WRITTEN TASK: Copy out the entries below precisely; nothing is to be omitted.

** start PROVIDED RECORDS **

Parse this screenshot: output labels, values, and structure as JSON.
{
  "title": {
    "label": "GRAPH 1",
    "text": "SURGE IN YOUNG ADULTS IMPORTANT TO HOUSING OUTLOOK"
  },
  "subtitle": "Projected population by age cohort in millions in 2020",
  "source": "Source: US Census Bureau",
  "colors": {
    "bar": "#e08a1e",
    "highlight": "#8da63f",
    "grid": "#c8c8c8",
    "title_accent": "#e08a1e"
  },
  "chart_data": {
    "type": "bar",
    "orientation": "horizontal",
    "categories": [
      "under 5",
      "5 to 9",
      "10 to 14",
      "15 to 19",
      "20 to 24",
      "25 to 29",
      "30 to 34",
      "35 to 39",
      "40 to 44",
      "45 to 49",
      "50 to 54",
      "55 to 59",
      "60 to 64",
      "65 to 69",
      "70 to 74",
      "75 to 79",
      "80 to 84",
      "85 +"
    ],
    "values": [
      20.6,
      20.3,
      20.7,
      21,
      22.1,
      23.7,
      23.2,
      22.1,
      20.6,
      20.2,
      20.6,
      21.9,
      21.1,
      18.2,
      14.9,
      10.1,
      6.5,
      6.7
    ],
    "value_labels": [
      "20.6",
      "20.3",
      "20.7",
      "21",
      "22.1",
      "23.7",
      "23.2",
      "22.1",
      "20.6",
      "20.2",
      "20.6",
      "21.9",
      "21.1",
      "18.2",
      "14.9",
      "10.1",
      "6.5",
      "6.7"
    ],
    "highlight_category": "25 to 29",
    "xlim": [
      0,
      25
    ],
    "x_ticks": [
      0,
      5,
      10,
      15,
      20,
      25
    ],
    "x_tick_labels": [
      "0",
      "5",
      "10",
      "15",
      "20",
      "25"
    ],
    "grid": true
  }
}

** end PROVIDED RECORDS **

SOLUTION:
Parse this screenshot: output labels, values, and structure as JSON.
{
  "title": {
    "label": "GRAPH 1",
    "text": "SURGE IN YOUNG ADULTS IMPORTANT TO HOUSING OUTLOOK"
  },
  "subtitle": "Projected population by age cohort in millions in 2020",
  "source": "Source: US Census Bureau",
  "colors": {
    "bar": "#e08a1e",
    "highlight": "#8da63f",
    "grid": "#c8c8c8",
    "title_accent": "#e08a1e"
  },
  "chart_data": {
    "type": "bar",
    "orientation": "horizontal",
    "categories": [
      "under 5",
      "5 to 9",
      "10 to 14",
      "15 to 19",
      "20 to 24",
      "25 to 29",
      "30 to 34",
      "35 to 39",
      "40 to 44",
      "45 to 49",
      "50 to 54",
      "55 to 59",
      "60 to 64",
      "65 to 69",
      "70 to 74",
      "75 to 79",
      "80 to 84",
      "85 +"
    ],
    "values": [
      20.6,
      20.3,
      20.7,
      21,
      22.1,
      23.7,
      23.2,
      22.1,
      20.6,
      20.2,
      20.6,
      21.9,
      21.1,
      18.2,
      14.9,
      10.1,
      6.5,
      6.7
    ],
    "value_labels": [
      "20.6",
      "20.3",
      "20.7",
      "21",
      "22.1",
      "23.7",
      "23.2",
      "22.1",
      "20.6",
      "20.2",
      "20.6",
      "21.9",
      "21.1",
      "18.2",
      "14.9",
      "10.1",
      "6.5",
      "6.7"
    ],
    "highlight_category": "25 to 29",
    "xlim": [
      0,
      25
    ],
    "x_ticks": [
      0,
      5,
      10,
      15,
      20,
      25
    ],
    "x_tick_labels": [
      "0",
      "5",
      "10",
      "15",
      "20",
      "25"
    ],
    "grid": true
  }
}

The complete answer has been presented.